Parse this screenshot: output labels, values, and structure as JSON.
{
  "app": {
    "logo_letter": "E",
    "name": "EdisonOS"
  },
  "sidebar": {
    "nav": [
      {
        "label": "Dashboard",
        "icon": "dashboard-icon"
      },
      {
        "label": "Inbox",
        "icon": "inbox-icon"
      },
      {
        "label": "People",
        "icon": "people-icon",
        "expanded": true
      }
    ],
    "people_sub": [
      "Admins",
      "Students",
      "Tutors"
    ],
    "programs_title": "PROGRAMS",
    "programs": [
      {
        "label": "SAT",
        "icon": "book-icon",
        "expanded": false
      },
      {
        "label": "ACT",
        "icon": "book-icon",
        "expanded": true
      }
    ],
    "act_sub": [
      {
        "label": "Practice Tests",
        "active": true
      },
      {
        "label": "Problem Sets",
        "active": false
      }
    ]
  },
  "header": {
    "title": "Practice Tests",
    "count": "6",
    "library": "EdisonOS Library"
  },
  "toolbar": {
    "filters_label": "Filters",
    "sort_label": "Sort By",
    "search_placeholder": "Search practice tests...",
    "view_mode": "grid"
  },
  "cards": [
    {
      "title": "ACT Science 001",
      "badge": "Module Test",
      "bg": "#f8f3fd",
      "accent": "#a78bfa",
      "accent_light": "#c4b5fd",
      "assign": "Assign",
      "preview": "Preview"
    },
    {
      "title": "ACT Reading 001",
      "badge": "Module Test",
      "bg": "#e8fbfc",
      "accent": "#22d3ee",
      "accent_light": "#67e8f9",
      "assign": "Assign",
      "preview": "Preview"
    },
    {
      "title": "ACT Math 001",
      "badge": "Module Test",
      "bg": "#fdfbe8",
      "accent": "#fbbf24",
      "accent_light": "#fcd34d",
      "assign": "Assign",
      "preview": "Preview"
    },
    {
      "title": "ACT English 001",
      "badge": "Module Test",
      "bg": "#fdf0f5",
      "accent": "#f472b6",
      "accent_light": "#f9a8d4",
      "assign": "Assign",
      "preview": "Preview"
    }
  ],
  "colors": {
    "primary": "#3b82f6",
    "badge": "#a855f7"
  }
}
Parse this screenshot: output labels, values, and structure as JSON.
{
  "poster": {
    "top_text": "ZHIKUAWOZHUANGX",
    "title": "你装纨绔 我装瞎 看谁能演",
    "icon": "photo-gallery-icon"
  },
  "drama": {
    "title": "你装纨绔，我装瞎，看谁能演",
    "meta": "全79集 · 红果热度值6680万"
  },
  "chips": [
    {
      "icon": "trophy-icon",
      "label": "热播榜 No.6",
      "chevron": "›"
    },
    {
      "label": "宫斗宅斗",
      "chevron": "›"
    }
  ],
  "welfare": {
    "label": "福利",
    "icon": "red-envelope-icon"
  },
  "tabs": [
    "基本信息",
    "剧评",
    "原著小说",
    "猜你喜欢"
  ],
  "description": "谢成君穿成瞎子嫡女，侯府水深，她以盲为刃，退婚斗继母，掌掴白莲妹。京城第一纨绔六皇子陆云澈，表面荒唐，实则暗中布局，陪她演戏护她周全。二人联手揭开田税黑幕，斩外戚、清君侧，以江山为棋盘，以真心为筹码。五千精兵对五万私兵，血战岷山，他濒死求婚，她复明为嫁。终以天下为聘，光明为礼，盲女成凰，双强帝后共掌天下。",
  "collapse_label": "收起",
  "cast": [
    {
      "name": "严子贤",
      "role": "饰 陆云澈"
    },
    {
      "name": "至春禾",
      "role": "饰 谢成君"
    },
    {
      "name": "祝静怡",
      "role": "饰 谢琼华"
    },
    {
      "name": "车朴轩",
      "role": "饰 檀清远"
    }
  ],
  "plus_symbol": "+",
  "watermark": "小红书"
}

════════════════

→ Given problem
Write out the material exactly as given.

→ Task answer
Parse this screenshot: output labels, values, and structure as JSON.
{
  "app": {
    "logo_letter": "E",
    "name": "EdisonOS"
  },
  "sidebar": {
    "nav": [
      {
        "label": "Dashboard",
        "icon": "dashboard-icon"
      },
      {
        "label": "Inbox",
        "icon": "inbox-icon"
      },
      {
        "label": "People",
        "icon": "people-icon",
        "expanded": true
      }
    ],
    "people_sub": [
      "Admins",
      "Students",
      "Tutors"
    ],
    "programs_title": "PROGRAMS",
    "programs": [
      {
        "label": "SAT",
        "icon": "book-icon",
        "expanded": false
      },
      {
        "label": "ACT",
        "icon": "book-icon",
        "expanded": true
      }
    ],
    "act_sub": [
      {
        "label": "Practice Tests",
        "active": true
      },
      {
        "label": "Problem Sets",
        "active": false
      }
    ]
  },
  "header": {
    "title": "Practice Tests",
    "count": "6",
    "library": "EdisonOS Library"
  },
  "toolbar": {
    "filters_label": "Filters",
    "sort_label": "Sort By",
    "search_placeholder": "Search practice tests...",
    "view_mode": "grid"
  },
  "cards": [
    {
      "title": "ACT Science 001",
      "badge": "Module Test",
      "bg": "#f8f3fd",
      "accent": "#a78bfa",
      "accent_light": "#c4b5fd",
      "assign": "Assign",
      "preview": "Preview"
    },
    {
      "title": "ACT Reading 001",
      "badge": "Module Test",
      "bg": "#e8fbfc",
      "accent": "#22d3ee",
      "accent_light": "#67e8f9",
      "assign": "Assign",
      "preview": "Preview"
    },
    {
      "title": "ACT Math 001",
      "badge": "Module Test",
      "bg": "#fdfbe8",
      "accent": "#fbbf24",
      "accent_light": "#fcd34d",
      "assign": "Assign",
      "preview": "Preview"
    },
    {
      "title": "ACT English 001",
      "badge": "Module Test",
      "bg": "#fdf0f5",
      "accent": "#f472b6",
      "accent_light": "#f9a8d4",
      "assign": "Assign",
      "preview": "Preview"
    }
  ],
  "colors": {
    "primary": "#3b82f6",
    "badge": "#a855f7"
  }
}
Parse this screenshot: output labels, values, and structure as JSON.
{
  "poster": {
    "top_text": "ZHIKUAWOZHUANGX",
    "title": "你装纨绔 我装瞎 看谁能演",
    "icon": "photo-gallery-icon"
  },
  "drama": {
    "title": "你装纨绔，我装瞎，看谁能演",
    "meta": "全79集 · 红果热度值6680万"
  },
  "chips": [
    {
      "icon": "trophy-icon",
      "label": "热播榜 No.6",
      "chevron": "›"
    },
    {
      "label": "宫斗宅斗",
      "chevron": "›"
    }
  ],
  "welfare": {
    "label": "福利",
    "icon": "red-envelope-icon"
  },
  "tabs": [
    "基本信息",
    "剧评",
    "原著小说",
    "猜你喜欢"
  ],
  "description": "谢成君穿成瞎子嫡女，侯府水深，她以盲为刃，退婚斗继母，掌掴白莲妹。京城第一纨绔六皇子陆云澈，表面荒唐，实则暗中布局，陪她演戏护她周全。二人联手揭开田税黑幕，斩外戚、清君侧，以江山为棋盘，以真心为筹码。五千精兵对五万私兵，血战岷山，他濒死求婚，她复明为嫁。终以天下为聘，光明为礼，盲女成凰，双强帝后共掌天下。",
  "collapse_label": "收起",
  "cast": [
    {
      "name": "严子贤",
      "role": "饰 陆云澈"
    },
    {
      "name": "至春禾",
      "role": "饰 谢成君"
    },
    {
      "name": "祝静怡",
      "role": "饰 谢琼华"
    },
    {
      "name": "车朴轩",
      "role": "饰 檀清远"
    }
  ],
  "plus_symbol": "+",
  "watermark": "小红书"
}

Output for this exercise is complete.